▶ **EXERCISE PROMPT**
Give the data again, word for word.

▶ **ENTRIES SUPPLIED**
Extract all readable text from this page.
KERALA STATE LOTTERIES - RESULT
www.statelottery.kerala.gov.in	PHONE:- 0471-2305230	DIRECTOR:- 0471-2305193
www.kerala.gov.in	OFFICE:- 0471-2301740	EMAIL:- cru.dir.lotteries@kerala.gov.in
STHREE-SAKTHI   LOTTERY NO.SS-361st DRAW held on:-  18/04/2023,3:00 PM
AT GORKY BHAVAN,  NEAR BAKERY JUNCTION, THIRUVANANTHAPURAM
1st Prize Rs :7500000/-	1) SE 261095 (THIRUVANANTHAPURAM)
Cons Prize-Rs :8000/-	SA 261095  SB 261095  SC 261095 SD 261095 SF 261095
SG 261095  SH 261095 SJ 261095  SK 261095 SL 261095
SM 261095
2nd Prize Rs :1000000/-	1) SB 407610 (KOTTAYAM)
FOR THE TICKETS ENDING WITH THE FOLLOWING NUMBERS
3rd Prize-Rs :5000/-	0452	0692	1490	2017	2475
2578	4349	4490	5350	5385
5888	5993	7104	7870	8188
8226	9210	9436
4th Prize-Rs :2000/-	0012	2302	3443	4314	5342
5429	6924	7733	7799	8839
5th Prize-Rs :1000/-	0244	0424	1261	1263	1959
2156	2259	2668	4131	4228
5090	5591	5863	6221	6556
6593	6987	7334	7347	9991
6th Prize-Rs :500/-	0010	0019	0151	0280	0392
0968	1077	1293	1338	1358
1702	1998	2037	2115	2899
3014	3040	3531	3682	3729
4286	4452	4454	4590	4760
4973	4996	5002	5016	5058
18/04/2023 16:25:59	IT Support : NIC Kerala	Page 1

▶ **EXERCISE RESPONSE**
Extract all readable text from this page.
KERALA STATE LOTTERIES - RESULT
www.statelottery.kerala.gov.in	PHONE:- 0471-2305230	DIRECTOR:- 0471-2305193
www.kerala.gov.in	OFFICE:- 0471-2301740	EMAIL:- cru.dir.lotteries@kerala.gov.in
STHREE-SAKTHI   LOTTERY NO.SS-361st DRAW held on:-  18/04/2023,3:00 PM
AT GORKY BHAVAN,  NEAR BAKERY JUNCTION, THIRUVANANTHAPURAM
1st Prize Rs :7500000/-	1) SE 261095 (THIRUVANANTHAPURAM)
Cons Prize-Rs :8000/-	SA 261095  SB 261095  SC 261095 SD 261095 SF 261095
SG 261095  SH 261095 SJ 261095  SK 261095 SL 261095
SM 261095
2nd Prize Rs :1000000/-	1) SB 407610 (KOTTAYAM)
FOR THE TICKETS ENDING WITH THE FOLLOWING NUMBERS
3rd Prize-Rs :5000/-	0452	0692	1490	2017	2475
2578	4349	4490	5350	5385
5888	5993	7104	7870	8188
8226	9210	9436
4th Prize-Rs :2000/-	0012	2302	3443	4314	5342
5429	6924	7733	7799	8839
5th Prize-Rs :1000/-	0244	0424	1261	1263	1959
2156	2259	2668	4131	4228
5090	5591	5863	6221	6556
6593	6987	7334	7347	9991
6th Prize-Rs :500/-	0010	0019	0151	0280	0392
0968	1077	1293	1338	1358
1702	1998	2037	2115	2899
3014	3040	3531	3682	3729
4286	4452	4454	4590	4760
4973	4996	5002	5016	5058
18/04/2023 16:25:59	IT Support : NIC Kerala	Page 1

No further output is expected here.